--- Start ---

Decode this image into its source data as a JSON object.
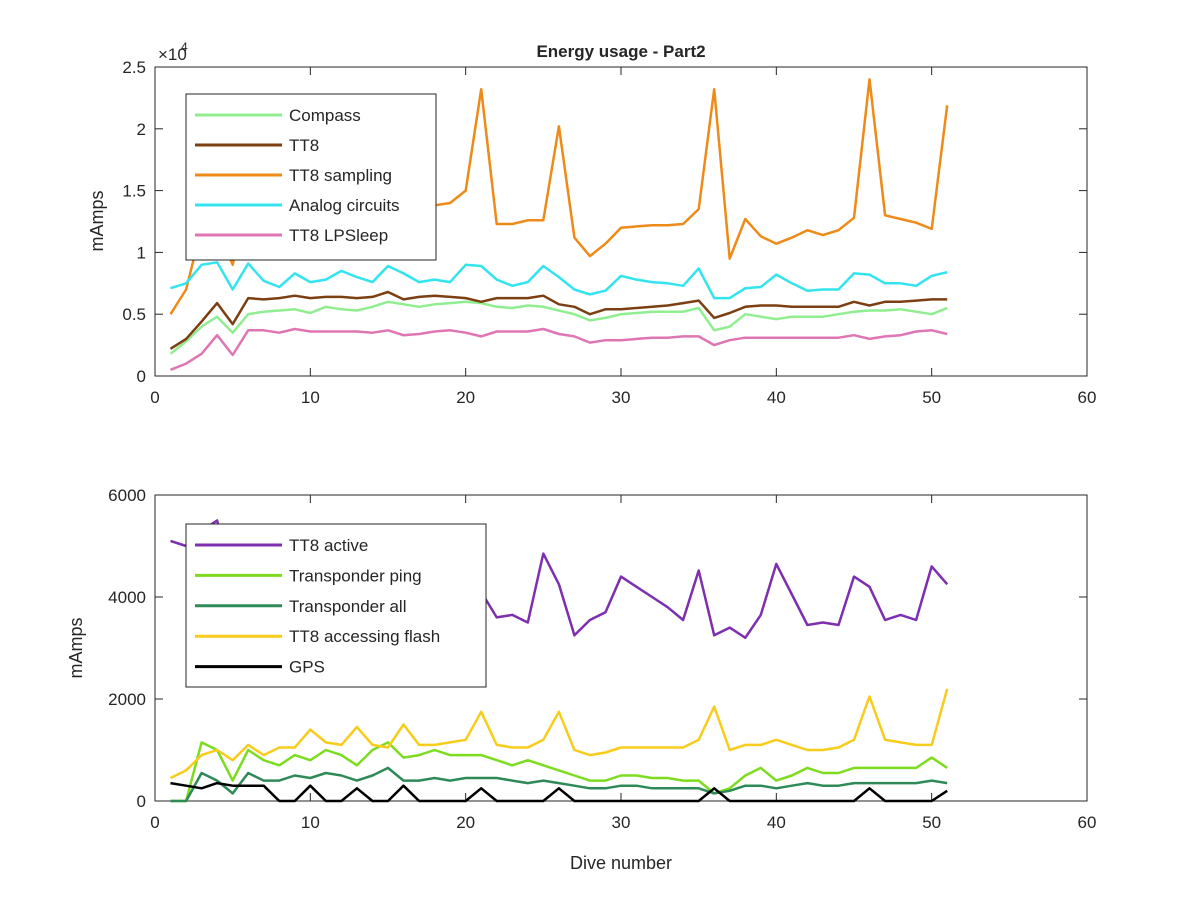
{
  "chart_data": [
    {
      "type": "line",
      "title": "Energy usage - Part2",
      "xlabel": "",
      "ylabel": "mAmps",
      "exponent_label": "×10",
      "exponent_power": "4",
      "xlim": [
        0,
        60
      ],
      "ylim": [
        0,
        25000
      ],
      "xticks": [
        0,
        10,
        20,
        30,
        40,
        50,
        60
      ],
      "xtick_labels": [
        "0",
        "10",
        "20",
        "30",
        "40",
        "50",
        "60"
      ],
      "yticks": [
        0,
        5000,
        10000,
        15000,
        20000,
        25000
      ],
      "ytick_labels": [
        "0",
        "0.5",
        "1",
        "1.5",
        "2",
        "2.5"
      ],
      "grid": false,
      "legend_position": "top-left",
      "x": [
        1,
        2,
        3,
        4,
        5,
        6,
        7,
        8,
        9,
        10,
        11,
        12,
        13,
        14,
        15,
        16,
        17,
        18,
        19,
        20,
        21,
        22,
        23,
        24,
        25,
        26,
        27,
        28,
        29,
        30,
        31,
        32,
        33,
        34,
        35,
        36,
        37,
        38,
        39,
        40,
        41,
        42,
        43,
        44,
        45,
        46,
        47,
        48,
        49,
        50,
        51
      ],
      "series": [
        {
          "name": "Compass",
          "color": "#90ee90",
          "values": [
            1800,
            2800,
            4000,
            4800,
            3500,
            5000,
            5200,
            5300,
            5400,
            5100,
            5600,
            5400,
            5300,
            5600,
            6000,
            5800,
            5600,
            5800,
            5900,
            6000,
            5900,
            5600,
            5500,
            5700,
            5600,
            5300,
            5000,
            4500,
            4700,
            5000,
            5100,
            5200,
            5200,
            5200,
            5500,
            3700,
            4000,
            5000,
            4800,
            4600,
            4800,
            4800,
            4800,
            5000,
            5200,
            5300,
            5300,
            5400,
            5200,
            5000,
            5500
          ]
        },
        {
          "name": "TT8",
          "color": "#7b3f12",
          "values": [
            2200,
            3000,
            4400,
            5900,
            4200,
            6300,
            6200,
            6300,
            6500,
            6300,
            6400,
            6400,
            6300,
            6400,
            6800,
            6200,
            6400,
            6500,
            6400,
            6300,
            6000,
            6300,
            6300,
            6300,
            6500,
            5800,
            5600,
            5000,
            5400,
            5400,
            5500,
            5600,
            5700,
            5900,
            6100,
            4700,
            5100,
            5600,
            5700,
            5700,
            5600,
            5600,
            5600,
            5600,
            6000,
            5700,
            6000,
            6000,
            6100,
            6200,
            6200
          ]
        },
        {
          "name": "TT8 sampling",
          "color": "#ee8a18",
          "values": [
            5000,
            7000,
            12000,
            12000,
            9000,
            15000,
            15500,
            15800,
            16000,
            16000,
            15800,
            15800,
            15800,
            16000,
            15800,
            14000,
            13700,
            13800,
            14000,
            15000,
            23200,
            12300,
            12300,
            12600,
            12600,
            20200,
            11200,
            9700,
            10700,
            12000,
            12100,
            12200,
            12200,
            12300,
            13500,
            23200,
            9500,
            12700,
            11300,
            10700,
            11200,
            11800,
            11400,
            11800,
            12800,
            24000,
            13000,
            12700,
            12400,
            11900,
            21900
          ]
        },
        {
          "name": "Analog circuits",
          "color": "#33e4ee",
          "values": [
            7100,
            7500,
            9000,
            9200,
            7000,
            9100,
            7700,
            7200,
            8300,
            7600,
            7800,
            8500,
            8000,
            7600,
            8900,
            8300,
            7600,
            7800,
            7600,
            9000,
            8900,
            7800,
            7300,
            7600,
            8900,
            8000,
            7000,
            6600,
            6900,
            8100,
            7800,
            7600,
            7500,
            7300,
            8700,
            6300,
            6300,
            7100,
            7200,
            8200,
            7500,
            6900,
            7000,
            7000,
            8300,
            8200,
            7500,
            7500,
            7300,
            8100,
            8400
          ]
        },
        {
          "name": "TT8 LPSleep",
          "color": "#e075b4",
          "values": [
            500,
            1000,
            1800,
            3300,
            1700,
            3700,
            3700,
            3500,
            3800,
            3600,
            3600,
            3600,
            3600,
            3500,
            3700,
            3300,
            3400,
            3600,
            3700,
            3500,
            3200,
            3600,
            3600,
            3600,
            3800,
            3400,
            3200,
            2700,
            2900,
            2900,
            3000,
            3100,
            3100,
            3200,
            3200,
            2500,
            2900,
            3100,
            3100,
            3100,
            3100,
            3100,
            3100,
            3100,
            3300,
            3000,
            3200,
            3300,
            3600,
            3700,
            3400
          ]
        }
      ]
    },
    {
      "type": "line",
      "title": "",
      "xlabel": "Dive number",
      "ylabel": "mAmps",
      "xlim": [
        0,
        60
      ],
      "ylim": [
        0,
        6000
      ],
      "xticks": [
        0,
        10,
        20,
        30,
        40,
        50,
        60
      ],
      "xtick_labels": [
        "0",
        "10",
        "20",
        "30",
        "40",
        "50",
        "60"
      ],
      "yticks": [
        0,
        2000,
        4000,
        6000
      ],
      "ytick_labels": [
        "0",
        "2000",
        "4000",
        "6000"
      ],
      "grid": false,
      "legend_position": "top-left",
      "x": [
        1,
        2,
        3,
        4,
        5,
        6,
        7,
        8,
        9,
        10,
        11,
        12,
        13,
        14,
        15,
        16,
        17,
        18,
        19,
        20,
        21,
        22,
        23,
        24,
        25,
        26,
        27,
        28,
        29,
        30,
        31,
        32,
        33,
        34,
        35,
        36,
        37,
        38,
        39,
        40,
        41,
        42,
        43,
        44,
        45,
        46,
        47,
        48,
        49,
        50,
        51
      ],
      "series": [
        {
          "name": "TT8 active",
          "color": "#7e2fb0",
          "values": [
            5100,
            5000,
            5300,
            5500,
            4300,
            4700,
            4500,
            4400,
            4600,
            4500,
            4400,
            4300,
            4400,
            4400,
            4300,
            4300,
            4300,
            4200,
            4200,
            4000,
            4100,
            3600,
            3650,
            3500,
            4850,
            4250,
            3250,
            3550,
            3700,
            4400,
            4200,
            4000,
            3800,
            3550,
            4520,
            3250,
            3400,
            3200,
            3650,
            4650,
            4050,
            3450,
            3500,
            3450,
            4400,
            4200,
            3550,
            3650,
            3550,
            4600,
            4250
          ]
        },
        {
          "name": "Transponder ping",
          "color": "#7ddc1f",
          "values": [
            0,
            0,
            1150,
            1000,
            400,
            1000,
            800,
            700,
            900,
            800,
            1000,
            900,
            700,
            1000,
            1150,
            850,
            900,
            1000,
            900,
            900,
            900,
            800,
            700,
            800,
            700,
            600,
            500,
            400,
            400,
            500,
            500,
            450,
            450,
            400,
            400,
            150,
            250,
            500,
            650,
            400,
            500,
            650,
            550,
            550,
            650,
            650,
            650,
            650,
            650,
            850,
            650
          ]
        },
        {
          "name": "Transponder all",
          "color": "#2e8b57",
          "values": [
            0,
            0,
            550,
            400,
            150,
            550,
            400,
            400,
            500,
            450,
            550,
            500,
            400,
            500,
            650,
            400,
            400,
            450,
            400,
            450,
            450,
            450,
            400,
            350,
            400,
            350,
            300,
            250,
            250,
            300,
            300,
            250,
            250,
            250,
            250,
            150,
            200,
            300,
            300,
            250,
            300,
            350,
            300,
            300,
            350,
            350,
            350,
            350,
            350,
            400,
            350
          ]
        },
        {
          "name": "TT8 accessing flash",
          "color": "#f8cc1b",
          "values": [
            450,
            600,
            900,
            1000,
            800,
            1100,
            900,
            1050,
            1050,
            1400,
            1150,
            1100,
            1450,
            1100,
            1050,
            1500,
            1100,
            1100,
            1150,
            1200,
            1750,
            1100,
            1050,
            1050,
            1200,
            1750,
            1000,
            900,
            950,
            1050,
            1050,
            1050,
            1050,
            1050,
            1200,
            1850,
            1000,
            1100,
            1100,
            1200,
            1100,
            1000,
            1000,
            1050,
            1200,
            2050,
            1200,
            1150,
            1100,
            1100,
            2200
          ]
        },
        {
          "name": "GPS",
          "color": "#000000",
          "values": [
            350,
            300,
            250,
            350,
            300,
            300,
            300,
            0,
            0,
            300,
            0,
            0,
            250,
            0,
            0,
            300,
            0,
            0,
            0,
            0,
            250,
            0,
            0,
            0,
            0,
            250,
            0,
            0,
            0,
            0,
            0,
            0,
            0,
            0,
            0,
            250,
            0,
            0,
            0,
            0,
            0,
            0,
            0,
            0,
            0,
            250,
            0,
            0,
            0,
            0,
            200
          ]
        }
      ]
    }
  ]
}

--- End ---

WHAT IS EXPECTED: Say how many lines of the listing above contain "color", with no other words.

FULL ANSWER: 10